> _EXERCISE DIRECTIONS_
Write out the entries below once more, exactly.

***** ENTRIES *****

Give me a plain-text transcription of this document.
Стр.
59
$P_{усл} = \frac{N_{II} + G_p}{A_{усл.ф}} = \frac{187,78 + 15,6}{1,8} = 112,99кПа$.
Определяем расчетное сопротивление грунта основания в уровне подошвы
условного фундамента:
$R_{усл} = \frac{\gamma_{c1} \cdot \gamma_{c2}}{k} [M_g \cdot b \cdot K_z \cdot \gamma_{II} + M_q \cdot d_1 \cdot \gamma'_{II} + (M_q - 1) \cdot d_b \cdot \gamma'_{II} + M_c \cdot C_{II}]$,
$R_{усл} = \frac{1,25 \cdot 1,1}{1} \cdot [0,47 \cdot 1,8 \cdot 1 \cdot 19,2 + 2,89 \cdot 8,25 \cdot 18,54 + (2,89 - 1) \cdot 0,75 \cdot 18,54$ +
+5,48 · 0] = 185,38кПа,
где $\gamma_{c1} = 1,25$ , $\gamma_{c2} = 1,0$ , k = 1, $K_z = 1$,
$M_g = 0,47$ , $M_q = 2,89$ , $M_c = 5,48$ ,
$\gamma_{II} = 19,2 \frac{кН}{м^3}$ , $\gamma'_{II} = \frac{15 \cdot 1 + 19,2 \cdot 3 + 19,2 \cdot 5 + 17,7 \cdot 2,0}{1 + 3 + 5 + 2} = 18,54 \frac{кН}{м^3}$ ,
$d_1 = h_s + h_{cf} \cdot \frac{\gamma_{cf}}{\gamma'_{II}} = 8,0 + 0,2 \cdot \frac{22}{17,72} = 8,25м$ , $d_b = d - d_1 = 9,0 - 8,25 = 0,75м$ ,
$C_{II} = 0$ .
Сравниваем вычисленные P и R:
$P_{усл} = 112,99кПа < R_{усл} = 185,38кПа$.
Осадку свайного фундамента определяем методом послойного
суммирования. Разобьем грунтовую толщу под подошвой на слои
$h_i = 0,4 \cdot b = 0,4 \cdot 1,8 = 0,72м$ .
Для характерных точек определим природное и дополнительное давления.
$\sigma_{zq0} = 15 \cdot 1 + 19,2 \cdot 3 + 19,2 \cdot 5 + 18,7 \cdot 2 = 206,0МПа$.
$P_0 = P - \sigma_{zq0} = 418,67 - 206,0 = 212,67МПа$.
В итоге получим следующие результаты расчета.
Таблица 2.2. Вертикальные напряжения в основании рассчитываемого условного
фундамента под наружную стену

*****

> _ANSWER FOR THIS EXERCISE_
Give me a plain-text transcription of this document.
Стр.
59
$P_{усл} = \frac{N_{II} + G_p}{A_{усл.ф}} = \frac{187,78 + 15,6}{1,8} = 112,99кПа$.
Определяем расчетное сопротивление грунта основания в уровне подошвы
условного фундамента:
$R_{усл} = \frac{\gamma_{c1} \cdot \gamma_{c2}}{k} [M_g \cdot b \cdot K_z \cdot \gamma_{II} + M_q \cdot d_1 \cdot \gamma'_{II} + (M_q - 1) \cdot d_b \cdot \gamma'_{II} + M_c \cdot C_{II}]$,
$R_{усл} = \frac{1,25 \cdot 1,1}{1} \cdot [0,47 \cdot 1,8 \cdot 1 \cdot 19,2 + 2,89 \cdot 8,25 \cdot 18,54 + (2,89 - 1) \cdot 0,75 \cdot 18,54$ +
+5,48 · 0] = 185,38кПа,
где $\gamma_{c1} = 1,25$ , $\gamma_{c2} = 1,0$ , k = 1, $K_z = 1$,
$M_g = 0,47$ , $M_q = 2,89$ , $M_c = 5,48$ ,
$\gamma_{II} = 19,2 \frac{кН}{м^3}$ , $\gamma'_{II} = \frac{15 \cdot 1 + 19,2 \cdot 3 + 19,2 \cdot 5 + 17,7 \cdot 2,0}{1 + 3 + 5 + 2} = 18,54 \frac{кН}{м^3}$ ,
$d_1 = h_s + h_{cf} \cdot \frac{\gamma_{cf}}{\gamma'_{II}} = 8,0 + 0,2 \cdot \frac{22}{17,72} = 8,25м$ , $d_b = d - d_1 = 9,0 - 8,25 = 0,75м$ ,
$C_{II} = 0$ .
Сравниваем вычисленные P и R:
$P_{усл} = 112,99кПа < R_{усл} = 185,38кПа$.
Осадку свайного фундамента определяем методом послойного
суммирования. Разобьем грунтовую толщу под подошвой на слои
$h_i = 0,4 \cdot b = 0,4 \cdot 1,8 = 0,72м$ .
Для характерных точек определим природное и дополнительное давления.
$\sigma_{zq0} = 15 \cdot 1 + 19,2 \cdot 3 + 19,2 \cdot 5 + 18,7 \cdot 2 = 206,0МПа$.
$P_0 = P - \sigma_{zq0} = 418,67 - 206,0 = 212,67МПа$.
В итоге получим следующие результаты расчета.
Таблица 2.2. Вертикальные напряжения в основании рассчитываемого условного
фундамента под наружную стену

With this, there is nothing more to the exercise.